Showing posts with label Laos. Show all posts
Showing posts with label Laos. Show all posts

Wednesday, February 25, 2009

Bombies in Laos


One morning while in Vientiane, the capital of Laos, I saw a flyer, advertising an art exhibit by or about handicapped persons. It appeared to be in walking distance, so I headed over to it. I went a bit off course and must have looked perplexed when a woman my age came by on her motorcycle and asked where I was going. She said she was a doctor and had time to take me there between meetings.

It turned out to be a campus of sorts where wheelchairs and prosthetic arms, legs, hands, and feet are crafted. There was also a gymnasium specifically for wheelchair sports. One single story building with a loft inside was the headquarters of COPE an organization that makes prosthetics - half of which go to people missing limbs blown off by bombs. There might be as many as 300 new victims a year in Laos - most of them hurt by cluster bombs they call "bombies". So who's bombing Laos? It was the U.S. throughout a secret campaign of nine years (1964 - '73) during our war against Viet Nam. It's estimated that 30% of the 260 million+ bombs that we dropped on Laos did not go off at the time. Most of these are cluster bombs and pineapple bombs, small enough to pick up in one hand. Filled with ball bearings that rip a body apart, they are designed to hurt people, not tanks or buildings. Dozens are released from a cannister as it falls to the ground and spread themselves over a wide area. Many end up just under the ground, only to be set off when a farmer hoes a rice field or a person digs a posthole for their home.

In Xienghuang province, where I'd just been, (the 2nd most heavily bombed area), there are posters and even songs in the schools instructing kids not to pick up the little yellow metal balls. It's not just the kids who need to be warned. With the price of scrap metal going up in recent years, many poor Laotians have looked for bomb scraps to redeem for money. There's been a big business in the kind of metal detectors you see people swinging in an arc along the sand at public beaches in the States. Besides the little bombies, we dropped 4 million king-size bombs and consequently there's a lot of scrap metal waiting to be harvested by entrepreneurial risk-takers.

________________

What you are asked to do
In the post about bombies in Laos, what share of the bombs dropped on Laos is estimated not to have gone off at the time? The entries have no connection to the post about bombies in Laos.

Supplied records
________________

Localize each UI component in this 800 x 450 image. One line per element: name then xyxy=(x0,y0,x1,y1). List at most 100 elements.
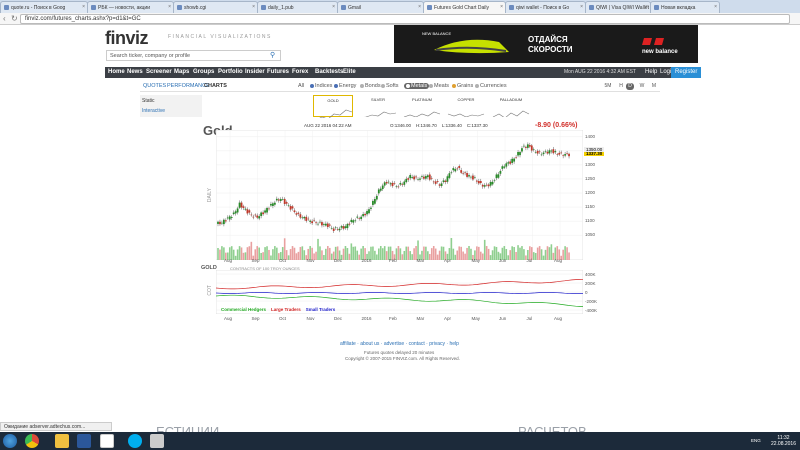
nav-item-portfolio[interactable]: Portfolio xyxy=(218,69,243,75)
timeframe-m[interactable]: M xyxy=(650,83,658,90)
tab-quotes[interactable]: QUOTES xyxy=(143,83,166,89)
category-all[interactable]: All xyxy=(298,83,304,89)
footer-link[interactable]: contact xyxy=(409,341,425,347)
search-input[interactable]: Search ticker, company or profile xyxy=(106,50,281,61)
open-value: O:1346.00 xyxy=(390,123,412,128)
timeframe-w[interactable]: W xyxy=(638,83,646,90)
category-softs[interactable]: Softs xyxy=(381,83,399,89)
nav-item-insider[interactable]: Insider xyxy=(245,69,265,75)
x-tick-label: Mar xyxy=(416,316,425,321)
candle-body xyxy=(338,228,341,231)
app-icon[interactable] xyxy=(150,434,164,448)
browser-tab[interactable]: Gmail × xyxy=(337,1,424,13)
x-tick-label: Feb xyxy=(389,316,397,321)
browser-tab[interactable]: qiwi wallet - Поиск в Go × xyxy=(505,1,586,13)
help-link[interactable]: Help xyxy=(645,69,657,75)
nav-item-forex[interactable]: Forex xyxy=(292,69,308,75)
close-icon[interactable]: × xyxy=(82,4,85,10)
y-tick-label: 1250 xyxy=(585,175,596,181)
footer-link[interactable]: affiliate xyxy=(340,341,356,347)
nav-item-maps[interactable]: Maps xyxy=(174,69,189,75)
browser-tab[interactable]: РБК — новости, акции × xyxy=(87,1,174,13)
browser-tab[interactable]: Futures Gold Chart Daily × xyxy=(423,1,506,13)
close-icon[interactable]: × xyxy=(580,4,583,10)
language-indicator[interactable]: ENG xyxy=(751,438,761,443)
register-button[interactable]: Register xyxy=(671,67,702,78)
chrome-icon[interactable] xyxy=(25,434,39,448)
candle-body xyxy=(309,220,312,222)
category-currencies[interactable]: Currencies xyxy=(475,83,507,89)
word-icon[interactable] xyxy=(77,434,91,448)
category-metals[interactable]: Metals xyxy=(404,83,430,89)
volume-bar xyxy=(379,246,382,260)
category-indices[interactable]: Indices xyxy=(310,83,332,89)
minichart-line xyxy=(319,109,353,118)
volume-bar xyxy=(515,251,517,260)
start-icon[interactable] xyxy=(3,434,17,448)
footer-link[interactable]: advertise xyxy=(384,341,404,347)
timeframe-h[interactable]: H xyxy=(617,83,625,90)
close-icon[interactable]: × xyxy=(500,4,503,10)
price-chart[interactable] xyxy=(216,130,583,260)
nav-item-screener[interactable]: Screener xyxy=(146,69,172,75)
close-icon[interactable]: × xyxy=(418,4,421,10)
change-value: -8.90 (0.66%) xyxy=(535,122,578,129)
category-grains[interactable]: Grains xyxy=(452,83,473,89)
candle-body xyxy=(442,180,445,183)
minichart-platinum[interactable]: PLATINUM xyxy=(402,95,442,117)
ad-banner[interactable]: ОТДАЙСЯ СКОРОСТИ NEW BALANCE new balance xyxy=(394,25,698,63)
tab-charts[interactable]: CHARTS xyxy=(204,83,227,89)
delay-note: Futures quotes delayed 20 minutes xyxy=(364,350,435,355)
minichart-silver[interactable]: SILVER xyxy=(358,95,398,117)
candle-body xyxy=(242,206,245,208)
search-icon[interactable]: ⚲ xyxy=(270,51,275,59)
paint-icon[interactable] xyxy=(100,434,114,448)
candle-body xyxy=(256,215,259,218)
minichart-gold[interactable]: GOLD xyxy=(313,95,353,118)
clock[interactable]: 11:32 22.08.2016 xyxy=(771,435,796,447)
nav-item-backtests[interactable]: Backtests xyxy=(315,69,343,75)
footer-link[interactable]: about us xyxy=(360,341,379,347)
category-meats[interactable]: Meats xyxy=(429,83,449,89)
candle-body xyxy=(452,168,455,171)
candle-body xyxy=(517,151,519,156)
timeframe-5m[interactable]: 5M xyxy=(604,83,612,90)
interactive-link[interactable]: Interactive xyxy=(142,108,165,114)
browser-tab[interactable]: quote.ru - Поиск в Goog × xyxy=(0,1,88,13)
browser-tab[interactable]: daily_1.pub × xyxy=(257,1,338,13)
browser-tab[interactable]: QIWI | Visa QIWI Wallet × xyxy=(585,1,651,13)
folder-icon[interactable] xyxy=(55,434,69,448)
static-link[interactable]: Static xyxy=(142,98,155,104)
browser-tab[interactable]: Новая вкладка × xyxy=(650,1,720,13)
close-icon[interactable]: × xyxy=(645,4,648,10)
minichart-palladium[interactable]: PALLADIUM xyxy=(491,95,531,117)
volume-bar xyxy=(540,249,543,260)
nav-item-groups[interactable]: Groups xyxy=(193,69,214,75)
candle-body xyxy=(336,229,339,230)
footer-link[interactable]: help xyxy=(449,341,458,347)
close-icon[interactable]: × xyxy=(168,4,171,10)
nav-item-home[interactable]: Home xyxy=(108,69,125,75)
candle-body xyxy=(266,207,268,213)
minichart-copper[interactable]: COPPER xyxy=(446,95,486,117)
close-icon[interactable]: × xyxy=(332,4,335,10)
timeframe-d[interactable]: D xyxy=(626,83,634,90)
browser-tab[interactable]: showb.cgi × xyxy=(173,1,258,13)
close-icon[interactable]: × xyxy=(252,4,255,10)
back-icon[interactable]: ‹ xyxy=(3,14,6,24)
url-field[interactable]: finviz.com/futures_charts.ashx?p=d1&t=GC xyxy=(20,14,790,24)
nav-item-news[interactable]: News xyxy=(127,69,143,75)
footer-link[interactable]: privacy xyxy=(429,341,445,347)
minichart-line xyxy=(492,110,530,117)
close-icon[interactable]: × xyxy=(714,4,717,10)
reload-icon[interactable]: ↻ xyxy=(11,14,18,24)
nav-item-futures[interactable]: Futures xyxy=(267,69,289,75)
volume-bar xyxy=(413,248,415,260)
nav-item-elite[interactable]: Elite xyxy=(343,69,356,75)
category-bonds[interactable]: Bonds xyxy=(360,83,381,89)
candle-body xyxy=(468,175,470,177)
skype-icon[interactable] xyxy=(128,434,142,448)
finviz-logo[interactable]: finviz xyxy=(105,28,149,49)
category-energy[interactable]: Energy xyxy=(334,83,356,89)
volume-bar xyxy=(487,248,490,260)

________________

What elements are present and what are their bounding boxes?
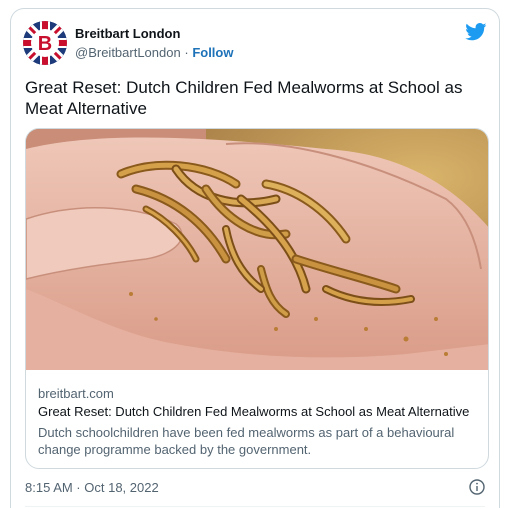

________________

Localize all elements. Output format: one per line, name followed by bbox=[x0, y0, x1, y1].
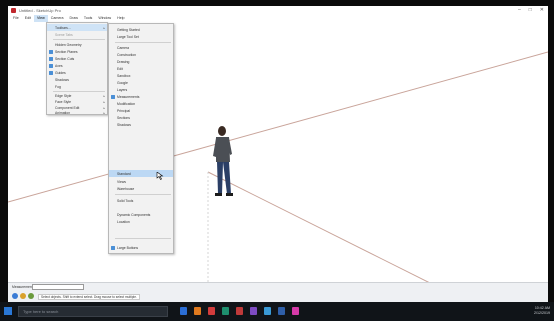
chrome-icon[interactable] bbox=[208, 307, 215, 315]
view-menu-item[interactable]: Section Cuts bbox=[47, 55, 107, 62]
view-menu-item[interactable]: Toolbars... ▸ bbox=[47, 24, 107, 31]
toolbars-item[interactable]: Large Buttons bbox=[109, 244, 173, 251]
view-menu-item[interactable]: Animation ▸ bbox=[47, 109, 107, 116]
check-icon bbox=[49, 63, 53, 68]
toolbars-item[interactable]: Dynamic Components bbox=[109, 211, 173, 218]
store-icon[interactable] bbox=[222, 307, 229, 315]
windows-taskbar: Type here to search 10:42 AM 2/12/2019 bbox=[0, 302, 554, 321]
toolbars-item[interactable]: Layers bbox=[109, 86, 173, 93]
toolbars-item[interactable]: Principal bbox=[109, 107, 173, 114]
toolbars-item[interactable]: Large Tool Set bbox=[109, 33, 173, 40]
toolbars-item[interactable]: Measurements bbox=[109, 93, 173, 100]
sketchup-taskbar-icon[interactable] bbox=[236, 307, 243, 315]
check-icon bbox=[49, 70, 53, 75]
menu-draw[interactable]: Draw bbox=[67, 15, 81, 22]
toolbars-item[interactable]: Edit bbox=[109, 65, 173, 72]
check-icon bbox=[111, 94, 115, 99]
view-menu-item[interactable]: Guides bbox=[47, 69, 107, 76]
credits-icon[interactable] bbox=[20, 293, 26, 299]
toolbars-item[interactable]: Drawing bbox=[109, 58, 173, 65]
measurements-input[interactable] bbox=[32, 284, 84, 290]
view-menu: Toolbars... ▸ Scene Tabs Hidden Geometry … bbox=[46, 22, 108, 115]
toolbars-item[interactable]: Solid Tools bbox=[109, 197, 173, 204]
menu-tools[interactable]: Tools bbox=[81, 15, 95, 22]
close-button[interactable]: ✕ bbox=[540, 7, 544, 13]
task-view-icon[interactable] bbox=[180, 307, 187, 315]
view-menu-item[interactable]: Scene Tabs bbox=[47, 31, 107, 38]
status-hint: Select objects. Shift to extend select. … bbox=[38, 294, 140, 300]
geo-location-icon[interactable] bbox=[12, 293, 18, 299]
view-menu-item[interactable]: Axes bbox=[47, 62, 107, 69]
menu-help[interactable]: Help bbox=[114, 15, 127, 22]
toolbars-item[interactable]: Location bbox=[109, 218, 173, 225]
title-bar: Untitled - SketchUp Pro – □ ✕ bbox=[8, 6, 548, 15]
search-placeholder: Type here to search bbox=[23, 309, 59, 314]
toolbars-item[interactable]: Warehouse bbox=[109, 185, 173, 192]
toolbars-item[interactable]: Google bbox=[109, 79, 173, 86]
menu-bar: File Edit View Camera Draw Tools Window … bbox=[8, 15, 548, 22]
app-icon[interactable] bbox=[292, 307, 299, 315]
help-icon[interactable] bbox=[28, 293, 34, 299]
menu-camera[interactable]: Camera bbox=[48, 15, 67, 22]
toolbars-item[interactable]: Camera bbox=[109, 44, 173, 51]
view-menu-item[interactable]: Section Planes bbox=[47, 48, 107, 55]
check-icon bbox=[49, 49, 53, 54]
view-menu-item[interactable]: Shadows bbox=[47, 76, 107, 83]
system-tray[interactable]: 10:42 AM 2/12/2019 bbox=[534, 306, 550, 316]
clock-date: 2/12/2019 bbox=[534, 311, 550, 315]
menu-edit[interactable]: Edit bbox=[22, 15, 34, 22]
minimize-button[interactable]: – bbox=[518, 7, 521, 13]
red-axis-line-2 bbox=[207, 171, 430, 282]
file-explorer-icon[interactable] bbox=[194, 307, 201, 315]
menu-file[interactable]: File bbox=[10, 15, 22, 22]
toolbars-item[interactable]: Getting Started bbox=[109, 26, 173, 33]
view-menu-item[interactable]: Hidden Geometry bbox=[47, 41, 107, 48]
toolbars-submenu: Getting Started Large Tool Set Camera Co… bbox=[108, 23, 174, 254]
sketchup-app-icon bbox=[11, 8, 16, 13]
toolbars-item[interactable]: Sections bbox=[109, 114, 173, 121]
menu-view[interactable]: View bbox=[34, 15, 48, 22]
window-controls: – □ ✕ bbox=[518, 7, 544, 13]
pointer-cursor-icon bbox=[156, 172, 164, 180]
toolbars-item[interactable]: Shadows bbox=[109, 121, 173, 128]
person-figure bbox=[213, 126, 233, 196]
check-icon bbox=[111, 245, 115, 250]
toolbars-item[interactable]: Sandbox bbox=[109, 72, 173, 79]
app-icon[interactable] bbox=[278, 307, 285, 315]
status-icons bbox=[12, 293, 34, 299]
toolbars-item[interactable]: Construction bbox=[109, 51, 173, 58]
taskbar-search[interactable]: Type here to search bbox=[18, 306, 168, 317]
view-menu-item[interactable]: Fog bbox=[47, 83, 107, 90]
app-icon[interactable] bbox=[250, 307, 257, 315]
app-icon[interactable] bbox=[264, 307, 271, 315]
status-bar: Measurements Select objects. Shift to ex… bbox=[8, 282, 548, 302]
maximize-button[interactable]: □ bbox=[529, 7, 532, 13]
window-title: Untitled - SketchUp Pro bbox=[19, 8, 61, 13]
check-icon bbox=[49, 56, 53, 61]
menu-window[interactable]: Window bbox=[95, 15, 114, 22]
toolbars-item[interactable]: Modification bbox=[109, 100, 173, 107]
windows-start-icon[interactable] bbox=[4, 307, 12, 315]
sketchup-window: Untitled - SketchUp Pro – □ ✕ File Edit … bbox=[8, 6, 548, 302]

________________

Exercise result
About 30% of the more than 260 million bombs.